▸ **Set task**: Please transcribe the records precisely; pictures stay out of your copy.

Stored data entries

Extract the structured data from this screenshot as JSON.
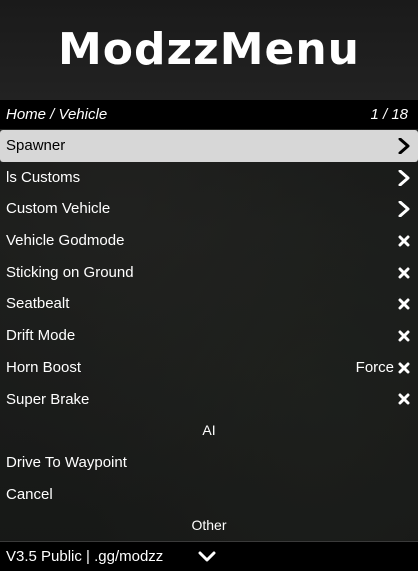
{
  "header": {
    "logo_text": "ModzzMenu"
  },
  "titlebar": {
    "path": "Home / Vehicle",
    "count": "1 / 18"
  },
  "items": [
    {
      "label": "Spawner",
      "type": "submenu",
      "selected": true,
      "icon": "chevron-right-icon"
    },
    {
      "label": "ls Customs",
      "type": "submenu",
      "icon": "chevron-right-icon"
    },
    {
      "label": "Custom Vehicle",
      "type": "submenu",
      "icon": "chevron-right-icon"
    },
    {
      "label": "Vehicle Godmode",
      "type": "toggle",
      "state": "off",
      "icon": "cross-icon"
    },
    {
      "label": "Sticking on Ground",
      "type": "toggle",
      "state": "off",
      "icon": "cross-icon"
    },
    {
      "label": "Seatbealt",
      "type": "toggle",
      "state": "off",
      "icon": "cross-icon"
    },
    {
      "label": "Drift Mode",
      "type": "toggle",
      "state": "off",
      "icon": "cross-icon"
    },
    {
      "label": "Horn Boost",
      "type": "toggle-option",
      "value": "Force",
      "state": "off",
      "icon": "cross-icon"
    },
    {
      "label": "Super Brake",
      "type": "toggle",
      "state": "off",
      "icon": "cross-icon"
    }
  ],
  "sections": {
    "ai": "AI",
    "other": "Other"
  },
  "ai_items": [
    {
      "label": "Drive To Waypoint"
    },
    {
      "label": "Cancel"
    }
  ],
  "footer": {
    "version": "V3.5 Public | .gg/modzz",
    "icon": "chevron-down-icon"
  },
  "colors": {
    "selected_bg": "#d7d7d7",
    "bar_bg": "#000000",
    "text": "#ffffff"
  }
}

▸ **Written answer**:
Extract the structured data from this screenshot as JSON.
{
  "header": {
    "logo_text": "ModzzMenu"
  },
  "titlebar": {
    "path": "Home / Vehicle",
    "count": "1 / 18"
  },
  "items": [
    {
      "label": "Spawner",
      "type": "submenu",
      "selected": true,
      "icon": "chevron-right-icon"
    },
    {
      "label": "ls Customs",
      "type": "submenu",
      "icon": "chevron-right-icon"
    },
    {
      "label": "Custom Vehicle",
      "type": "submenu",
      "icon": "chevron-right-icon"
    },
    {
      "label": "Vehicle Godmode",
      "type": "toggle",
      "state": "off",
      "icon": "cross-icon"
    },
    {
      "label": "Sticking on Ground",
      "type": "toggle",
      "state": "off",
      "icon": "cross-icon"
    },
    {
      "label": "Seatbealt",
      "type": "toggle",
      "state": "off",
      "icon": "cross-icon"
    },
    {
      "label": "Drift Mode",
      "type": "toggle",
      "state": "off",
      "icon": "cross-icon"
    },
    {
      "label": "Horn Boost",
      "type": "toggle-option",
      "value": "Force",
      "state": "off",
      "icon": "cross-icon"
    },
    {
      "label": "Super Brake",
      "type": "toggle",
      "state": "off",
      "icon": "cross-icon"
    }
  ],
  "sections": {
    "ai": "AI",
    "other": "Other"
  },
  "ai_items": [
    {
      "label": "Drive To Waypoint"
    },
    {
      "label": "Cancel"
    }
  ],
  "footer": {
    "version": "V3.5 Public | .gg/modzz",
    "icon": "chevron-down-icon"
  },
  "colors": {
    "selected_bg": "#d7d7d7",
    "bar_bg": "#000000",
    "text": "#ffffff"
  }
}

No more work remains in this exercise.